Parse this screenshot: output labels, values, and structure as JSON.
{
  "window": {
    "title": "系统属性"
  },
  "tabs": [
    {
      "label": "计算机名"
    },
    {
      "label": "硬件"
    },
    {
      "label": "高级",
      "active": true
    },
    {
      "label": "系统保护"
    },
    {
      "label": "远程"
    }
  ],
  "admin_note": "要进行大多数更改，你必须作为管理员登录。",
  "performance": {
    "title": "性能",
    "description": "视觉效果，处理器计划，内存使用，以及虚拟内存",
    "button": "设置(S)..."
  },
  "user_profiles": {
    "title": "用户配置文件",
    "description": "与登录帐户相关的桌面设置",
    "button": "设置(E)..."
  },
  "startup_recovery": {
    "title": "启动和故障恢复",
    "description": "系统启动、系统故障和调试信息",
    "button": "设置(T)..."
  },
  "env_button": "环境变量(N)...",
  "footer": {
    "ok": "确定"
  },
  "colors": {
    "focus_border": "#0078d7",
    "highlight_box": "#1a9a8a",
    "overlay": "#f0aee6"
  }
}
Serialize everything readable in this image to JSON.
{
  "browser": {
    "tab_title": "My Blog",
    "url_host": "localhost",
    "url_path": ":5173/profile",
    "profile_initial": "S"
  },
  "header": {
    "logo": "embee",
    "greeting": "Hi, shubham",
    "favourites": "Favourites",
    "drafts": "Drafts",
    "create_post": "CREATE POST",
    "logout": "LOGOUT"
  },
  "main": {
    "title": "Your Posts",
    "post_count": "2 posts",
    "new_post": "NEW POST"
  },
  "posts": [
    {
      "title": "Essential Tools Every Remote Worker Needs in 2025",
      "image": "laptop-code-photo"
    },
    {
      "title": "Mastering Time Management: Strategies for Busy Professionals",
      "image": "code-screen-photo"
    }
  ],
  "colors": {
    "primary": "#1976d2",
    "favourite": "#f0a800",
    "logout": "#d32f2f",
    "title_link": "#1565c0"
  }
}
# # # # # # #
REQUIREMENT >> Return each line with "this".

WRITTEN RESPONSE >>
Parse this screenshot: output labels, values, and structure as JSON.
Serialize everything readable in this image to JSON.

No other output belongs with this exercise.